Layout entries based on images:

* begin *

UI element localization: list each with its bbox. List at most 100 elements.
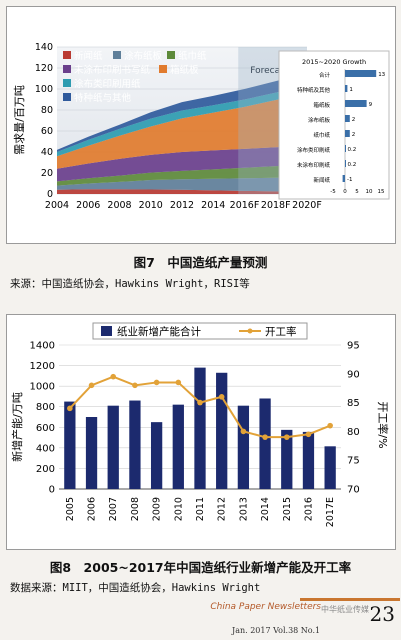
x-tick-label: 2016 bbox=[303, 497, 314, 521]
inset-category-label: 特种纸及其他 bbox=[297, 86, 331, 94]
inset-category-label: 涂布纸板 bbox=[308, 116, 331, 124]
area-series-4 bbox=[57, 93, 307, 169]
figure-8-source: 数据来源：MIIT，中国造纸协会，Hawkins Wright bbox=[10, 582, 261, 594]
capacity-bar bbox=[129, 400, 141, 489]
right-tick-label: 90 bbox=[347, 369, 360, 380]
rate-point bbox=[67, 405, 73, 412]
figure-8-caption: 图8 2005~2017年中国造纸行业新增产能及开工率 bbox=[49, 560, 352, 575]
left-tick-label: 600 bbox=[36, 423, 55, 434]
inset-bar bbox=[345, 115, 350, 122]
x-tick-label: 2013 bbox=[238, 497, 249, 521]
inset-axis-tick: -5 bbox=[330, 189, 336, 195]
legend-swatch bbox=[113, 51, 121, 59]
left-tick-label: 1200 bbox=[30, 361, 55, 372]
x-tick-label: 2011 bbox=[195, 497, 206, 521]
legend-swatch bbox=[63, 79, 71, 87]
legend-box bbox=[92, 322, 308, 340]
inset-bar bbox=[345, 130, 350, 137]
inset-value-label: 0.2 bbox=[347, 162, 356, 168]
inset-value-label: 2 bbox=[352, 117, 356, 123]
rate-point bbox=[132, 382, 138, 389]
publisher-logo: China Paper Newsletters bbox=[210, 602, 321, 612]
inset-bar bbox=[345, 70, 377, 77]
inset-value-label: 0.2 bbox=[347, 147, 356, 153]
right-tick-label: 70 bbox=[347, 485, 360, 496]
legend-line-label: 开工率 bbox=[265, 325, 297, 338]
y-tick-label: 40 bbox=[41, 147, 53, 158]
rate-point bbox=[240, 428, 247, 435]
inset-axis-tick: 10 bbox=[366, 189, 373, 195]
right-tick-label: 95 bbox=[347, 341, 360, 352]
x-tick-label: 2008 bbox=[130, 497, 141, 521]
x-tick-label: 2012 bbox=[217, 497, 228, 521]
inset-bar bbox=[345, 85, 348, 92]
capacity-bar bbox=[172, 404, 184, 489]
capacity-bar bbox=[64, 401, 76, 489]
left-tick-label: 1000 bbox=[30, 382, 55, 393]
legend-label: 涂布纸板 bbox=[124, 50, 163, 62]
rate-point bbox=[218, 394, 225, 400]
right-tick-label: 85 bbox=[347, 398, 360, 409]
y-tick-label: 0 bbox=[47, 189, 53, 200]
legend-bar-swatch bbox=[101, 326, 112, 336]
x-tick-label: 2006 bbox=[76, 200, 100, 211]
area-series-6 bbox=[57, 73, 307, 152]
y-tick-label: 20 bbox=[41, 168, 53, 179]
left-axis-label: 新增产能/万吨 bbox=[10, 392, 24, 462]
area-series-0 bbox=[57, 189, 307, 194]
y-tick-label: 100 bbox=[35, 84, 53, 95]
figure-7-source: 来源：中国造纸协会，Hawkins Wright，RISI等 bbox=[10, 278, 250, 290]
inset-category-label: 箱纸板 bbox=[313, 101, 330, 109]
x-tick-label: 2007 bbox=[108, 497, 119, 521]
page-number: 23 bbox=[369, 602, 395, 626]
area-series-2 bbox=[57, 164, 307, 186]
inset-axis-tick: 15 bbox=[378, 189, 385, 195]
legend-label: 纸巾纸 bbox=[178, 50, 207, 62]
rate-point bbox=[110, 373, 117, 380]
area-series-3 bbox=[57, 145, 307, 182]
inset-category-label: 未涂布印刷纸 bbox=[297, 161, 331, 169]
figure-7-frame: Forecast 0 20 40 60 80 100 120 140 2004 2006 2008… bbox=[6, 6, 396, 244]
capacity-bar bbox=[237, 405, 250, 489]
area-series-1 bbox=[57, 177, 307, 192]
x-tick-label: 2006 bbox=[87, 497, 98, 521]
capacity-bar bbox=[150, 422, 163, 489]
inset-category-label: 涂布类印刷纸 bbox=[297, 146, 331, 154]
legend-swatch bbox=[63, 65, 71, 73]
capacity-bar bbox=[107, 405, 119, 489]
watermark: 中华纸业传媒 bbox=[321, 605, 369, 614]
inset-value-label: 9 bbox=[369, 102, 373, 108]
legend-label: 箱纸板 bbox=[170, 64, 199, 76]
capacity-bar bbox=[194, 367, 206, 489]
capacity-bar bbox=[259, 398, 271, 489]
left-tick-label: 800 bbox=[36, 402, 55, 413]
capacity-bar bbox=[324, 446, 336, 489]
x-tick-label: 2008 bbox=[107, 200, 131, 211]
legend-swatch bbox=[63, 93, 71, 101]
x-tick-label: 2010 bbox=[173, 497, 184, 521]
inset-bar bbox=[345, 145, 346, 152]
x-tick-label: 2018F bbox=[261, 200, 291, 211]
forecast-label: Forecast bbox=[250, 66, 289, 76]
y-tick-label: 140 bbox=[35, 42, 53, 53]
legend-label: 特种纸与其他 bbox=[74, 92, 132, 104]
inset-title: 2015~2020 Growth bbox=[302, 58, 366, 66]
rate-point bbox=[175, 379, 182, 386]
inset-category-label: 新闻纸 bbox=[313, 176, 330, 184]
capacity-bar bbox=[216, 372, 228, 489]
left-tick-label: 400 bbox=[36, 443, 55, 454]
inset-category-label: 合计 bbox=[319, 71, 331, 79]
page-footer: China Paper Newsletters 中华纸业传媒 Jan. 2017… bbox=[0, 590, 401, 640]
right-tick-label: 75 bbox=[347, 456, 360, 467]
inset-category-label: 纸巾纸 bbox=[313, 131, 330, 139]
capacity-bar bbox=[302, 431, 315, 489]
legend-bar-label: 纸业新增产能合计 bbox=[117, 325, 201, 338]
inset-value-label: -1 bbox=[347, 177, 352, 183]
rate-point bbox=[197, 399, 203, 406]
inset-bar bbox=[345, 160, 346, 167]
legend-label: 涂布类印刷用纸 bbox=[74, 78, 141, 90]
inset-bar bbox=[342, 175, 345, 182]
y-axis-label: 需求量/百万吨 bbox=[13, 85, 26, 155]
capacity-bar bbox=[281, 429, 293, 489]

* end *

Write out every line of the listing above word for word, and leave any pictures out of your answer.

**Result of this task:**
UI element localization: list each with its bbox. List at most 100 elements.
x-tick-label: 2016 bbox=[303, 497, 314, 521]
inset-category-label: 特种纸及其他 bbox=[297, 86, 331, 94]
inset-category-label: 涂布纸板 bbox=[308, 116, 331, 124]
area-series-4 bbox=[57, 93, 307, 169]
figure-8-source: 数据来源：MIIT，中国造纸协会，Hawkins Wright bbox=[10, 582, 261, 594]
capacity-bar bbox=[129, 400, 141, 489]
right-tick-label: 90 bbox=[347, 369, 360, 380]
rate-point bbox=[67, 405, 73, 412]
figure-8-caption: 图8 2005~2017年中国造纸行业新增产能及开工率 bbox=[49, 560, 352, 575]
left-tick-label: 600 bbox=[36, 423, 55, 434]
inset-bar bbox=[345, 115, 350, 122]
x-tick-label: 2013 bbox=[238, 497, 249, 521]
inset-axis-tick: -5 bbox=[330, 189, 336, 195]
legend-swatch bbox=[113, 51, 121, 59]
left-tick-label: 1200 bbox=[30, 361, 55, 372]
x-tick-label: 2011 bbox=[195, 497, 206, 521]
legend-swatch bbox=[63, 79, 71, 87]
legend-box bbox=[92, 322, 308, 340]
inset-bar bbox=[345, 130, 350, 137]
inset-value-label: 0.2 bbox=[347, 162, 356, 168]
inset-value-label: 2 bbox=[352, 117, 356, 123]
rate-point bbox=[132, 382, 138, 389]
publisher-logo: China Paper Newsletters bbox=[210, 602, 321, 612]
inset-bar bbox=[345, 70, 377, 77]
inset-value-label: 0.2 bbox=[347, 147, 356, 153]
right-tick-label: 70 bbox=[347, 485, 360, 496]
legend-line-label: 开工率 bbox=[265, 325, 297, 338]
y-tick-label: 40 bbox=[41, 147, 53, 158]
rate-point bbox=[240, 428, 247, 435]
inset-axis-tick: 10 bbox=[366, 189, 373, 195]
right-tick-label: 95 bbox=[347, 341, 360, 352]
x-tick-label: 2008 bbox=[130, 497, 141, 521]
x-tick-label: 2012 bbox=[217, 497, 228, 521]
inset-bar bbox=[345, 85, 348, 92]
capacity-bar bbox=[172, 404, 184, 489]
capacity-bar bbox=[64, 401, 76, 489]
left-tick-label: 1000 bbox=[30, 382, 55, 393]
legend-label: 涂布纸板 bbox=[124, 50, 163, 62]
rate-point bbox=[218, 394, 225, 400]
right-tick-label: 85 bbox=[347, 398, 360, 409]
y-tick-label: 0 bbox=[47, 189, 53, 200]
legend-bar-swatch bbox=[101, 326, 112, 336]
x-tick-label: 2006 bbox=[76, 200, 100, 211]
area-series-6 bbox=[57, 73, 307, 152]
y-tick-label: 20 bbox=[41, 168, 53, 179]
left-axis-label: 新增产能/万吨 bbox=[10, 392, 24, 462]
area-series-0 bbox=[57, 189, 307, 194]
y-tick-label: 100 bbox=[35, 84, 53, 95]
figure-7-source: 来源：中国造纸协会，Hawkins Wright，RISI等 bbox=[10, 278, 250, 290]
inset-category-label: 箱纸板 bbox=[313, 101, 330, 109]
x-tick-label: 2007 bbox=[108, 497, 119, 521]
page-number: 23 bbox=[369, 602, 395, 626]
area-series-2 bbox=[57, 164, 307, 186]
inset-axis-tick: 15 bbox=[378, 189, 385, 195]
legend-label: 纸巾纸 bbox=[178, 50, 207, 62]
rate-point bbox=[110, 373, 117, 380]
area-series-3 bbox=[57, 145, 307, 182]
inset-category-label: 未涂布印刷纸 bbox=[297, 161, 331, 169]
figure-7-frame: Forecast 0 20 40 60 80 100 120 140 2004 2006 2008… bbox=[6, 6, 396, 244]
capacity-bar bbox=[237, 405, 250, 489]
area-series-1 bbox=[57, 177, 307, 192]
x-tick-label: 2006 bbox=[87, 497, 98, 521]
capacity-bar bbox=[150, 422, 163, 489]
inset-category-label: 涂布类印刷纸 bbox=[297, 146, 331, 154]
legend-swatch bbox=[63, 65, 71, 73]
capacity-bar bbox=[107, 405, 119, 489]
watermark: 中华纸业传媒 bbox=[321, 605, 369, 614]
inset-value-label: 9 bbox=[369, 102, 373, 108]
legend-label: 箱纸板 bbox=[170, 64, 199, 76]
capacity-bar bbox=[194, 367, 206, 489]
capacity-bar bbox=[259, 398, 271, 489]
left-tick-label: 800 bbox=[36, 402, 55, 413]
capacity-bar bbox=[324, 446, 336, 489]
x-tick-label: 2008 bbox=[107, 200, 131, 211]
legend-swatch bbox=[63, 93, 71, 101]
x-tick-label: 2010 bbox=[173, 497, 184, 521]
inset-bar bbox=[345, 145, 346, 152]
x-tick-label: 2018F bbox=[261, 200, 291, 211]
forecast-label: Forecast bbox=[250, 66, 289, 76]
y-tick-label: 140 bbox=[35, 42, 53, 53]
legend-label: 特种纸与其他 bbox=[74, 92, 132, 104]
inset-title: 2015~2020 Growth bbox=[302, 58, 366, 66]
rate-point bbox=[175, 379, 182, 386]
inset-category-label: 新闻纸 bbox=[313, 176, 330, 184]
capacity-bar bbox=[216, 372, 228, 489]
left-tick-label: 400 bbox=[36, 443, 55, 454]
inset-category-label: 合计 bbox=[319, 71, 331, 79]
page-footer: China Paper Newsletters 中华纸业传媒 Jan. 2017… bbox=[0, 590, 401, 640]
right-tick-label: 75 bbox=[347, 456, 360, 467]
inset-category-label: 纸巾纸 bbox=[313, 131, 330, 139]
capacity-bar bbox=[302, 431, 315, 489]
legend-bar-label: 纸业新增产能合计 bbox=[117, 325, 201, 338]
inset-value-label: -1 bbox=[347, 177, 352, 183]
rate-point bbox=[197, 399, 203, 406]
inset-bar bbox=[345, 160, 346, 167]
legend-label: 涂布类印刷用纸 bbox=[74, 78, 141, 90]
inset-bar bbox=[342, 175, 345, 182]
y-axis-label: 需求量/百万吨 bbox=[13, 85, 26, 155]
capacity-bar bbox=[281, 429, 293, 489]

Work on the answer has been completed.